'''
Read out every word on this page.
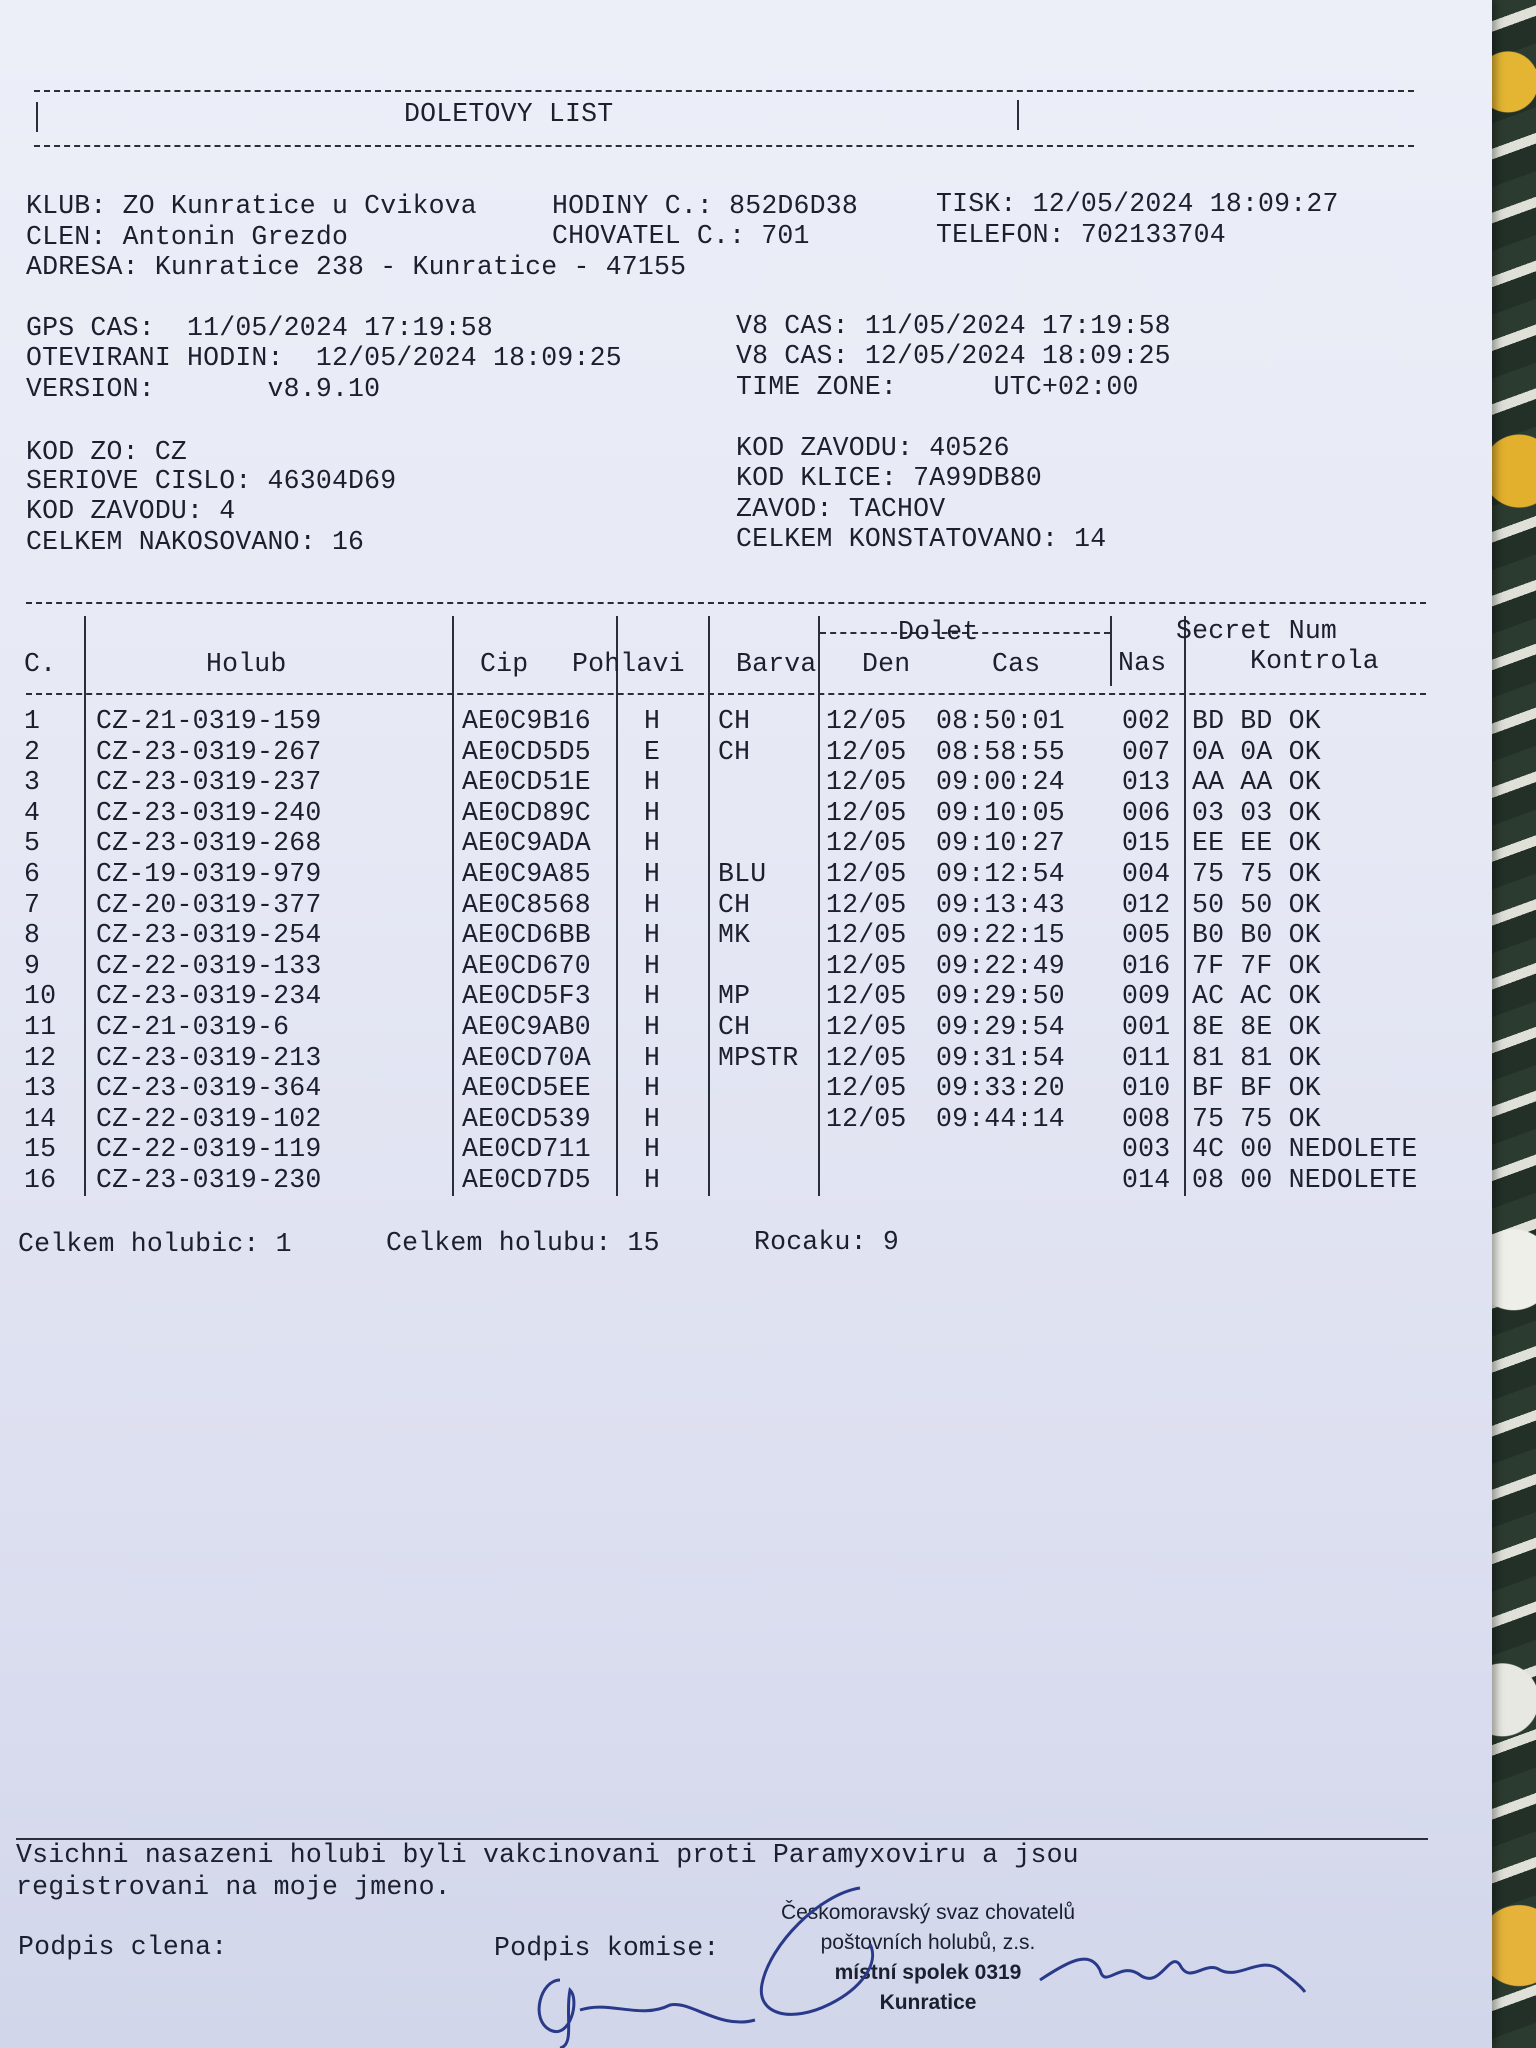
DOLETOVY LIST
KLUB: ZO Kunratice u Cvikova	HODINY C.: 852D6D38	TISK: 12/05/2024 18:09:27
CLEN: Antonin Grezdo	CHOVATEL C.: 701	TELEFON: 702133704
ADRESA: Kunratice 238 - Kunratice - 47155
GPS CAS:  11/05/2024 17:19:58
OTEVIRANI HODIN:  12/05/2024 18:09:25
VERSION:       v8.9.10
V8 CAS: 11/05/2024 17:19:58
V8 CAS: 12/05/2024 18:09:25
TIME ZONE:      UTC+02:00
KOD ZO: CZ
SERIOVE CISLO: 46304D69
KOD ZAVODU: 4
CELKEM NAKOSOVANO: 16
KOD ZAVODU: 40526
KOD KLICE: 7A99DB80
ZAVOD: TACHOV
CELKEM KONSTATOVANO: 14
Dolet	Secret Num
C.	Holub	Cip Pohlavi Barva Den	Cas	Nas	Kontrola
1 CZ-21-0319-159	AE0C9B16 H CH	12/05 08:50:01 002 BD BD OK
2 CZ-23-0319-267	AE0CD5D5 E CH	12/05 08:58:55 007 0A 0A OK
3 CZ-23-0319-237	AE0CD51E H	12/05 09:00:24 013 AA AA OK
4 CZ-23-0319-240	AE0CD89C H	12/05 09:10:05 006 03 03 OK
5 CZ-23-0319-268	AE0C9ADA H	12/05 09:10:27 015 EE EE OK
6 CZ-19-0319-979	AE0C9A85 H BLU 12/05 09:12:54 004 75 75 OK
7 CZ-20-0319-377	AE0C8568 H CH	12/05 09:13:43 012 50 50 OK
8 CZ-23-0319-254	AE0CD6BB H MK	12/05 09:22:15 005 B0 B0 OK
9 CZ-22-0319-133	AE0CD670 H	12/05 09:22:49 016 7F 7F OK
10 CZ-23-0319-234	AE0CD5F3 H MP	12/05 09:29:50 009 AC AC OK
11 CZ-21-0319-6	AE0C9AB0 H CH	12/05 09:29:54 001 8E 8E OK
12 CZ-23-0319-213	AE0CD70A H MPSTR 12/05 09:31:54 011 81 81 OK
13 CZ-23-0319-364	AE0CD5EE H	12/05 09:33:20 010 BF BF OK
14 CZ-22-0319-102	AE0CD539 H	12/05 09:44:14 008 75 75 OK
15 CZ-22-0319-119	AE0CD711 H	003 4C 00 NEDOLETE
16 CZ-23-0319-230	AE0CD7D5 H	014 08 00 NEDOLETE
Celkem holubic: 1	Celkem holubu: 15	Rocaku: 9
Vsichni nasazeni holubi byli vakcinovani proti Paramyxoviru a jsou
registrovani na moje jmeno.
Podpis clena:	Podpis komise:
Českomoravský svaz chovatelů
poštovních holubů, z.s.
místní spolek 0319
Kunratice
'''
## Task description
Repeat the material above word for word, please, apart from its images.

## Exercise answer
Read out every word on this page.
DOLETOVY LIST
KLUB: ZO Kunratice u Cvikova	HODINY C.: 852D6D38	TISK: 12/05/2024 18:09:27
CLEN: Antonin Grezdo	CHOVATEL C.: 701	TELEFON: 702133704
ADRESA: Kunratice 238 - Kunratice - 47155
GPS CAS:  11/05/2024 17:19:58
OTEVIRANI HODIN:  12/05/2024 18:09:25
VERSION:       v8.9.10
V8 CAS: 11/05/2024 17:19:58
V8 CAS: 12/05/2024 18:09:25
TIME ZONE:      UTC+02:00
KOD ZO: CZ
SERIOVE CISLO: 46304D69
KOD ZAVODU: 4
CELKEM NAKOSOVANO: 16
KOD ZAVODU: 40526
KOD KLICE: 7A99DB80
ZAVOD: TACHOV
CELKEM KONSTATOVANO: 14
Dolet	Secret Num
C.	Holub	Cip Pohlavi Barva Den	Cas	Nas	Kontrola
1 CZ-21-0319-159	AE0C9B16 H CH	12/05 08:50:01 002 BD BD OK
2 CZ-23-0319-267	AE0CD5D5 E CH	12/05 08:58:55 007 0A 0A OK
3 CZ-23-0319-237	AE0CD51E H	12/05 09:00:24 013 AA AA OK
4 CZ-23-0319-240	AE0CD89C H	12/05 09:10:05 006 03 03 OK
5 CZ-23-0319-268	AE0C9ADA H	12/05 09:10:27 015 EE EE OK
6 CZ-19-0319-979	AE0C9A85 H BLU 12/05 09:12:54 004 75 75 OK
7 CZ-20-0319-377	AE0C8568 H CH	12/05 09:13:43 012 50 50 OK
8 CZ-23-0319-254	AE0CD6BB H MK	12/05 09:22:15 005 B0 B0 OK
9 CZ-22-0319-133	AE0CD670 H	12/05 09:22:49 016 7F 7F OK
10 CZ-23-0319-234	AE0CD5F3 H MP	12/05 09:29:50 009 AC AC OK
11 CZ-21-0319-6	AE0C9AB0 H CH	12/05 09:29:54 001 8E 8E OK
12 CZ-23-0319-213	AE0CD70A H MPSTR 12/05 09:31:54 011 81 81 OK
13 CZ-23-0319-364	AE0CD5EE H	12/05 09:33:20 010 BF BF OK
14 CZ-22-0319-102	AE0CD539 H	12/05 09:44:14 008 75 75 OK
15 CZ-22-0319-119	AE0CD711 H	003 4C 00 NEDOLETE
16 CZ-23-0319-230	AE0CD7D5 H	014 08 00 NEDOLETE
Celkem holubic: 1	Celkem holubu: 15	Rocaku: 9
Vsichni nasazeni holubi byli vakcinovani proti Paramyxoviru a jsou
registrovani na moje jmeno.
Podpis clena:	Podpis komise:
Českomoravský svaz chovatelů
poštovních holubů, z.s.
místní spolek 0319
Kunratice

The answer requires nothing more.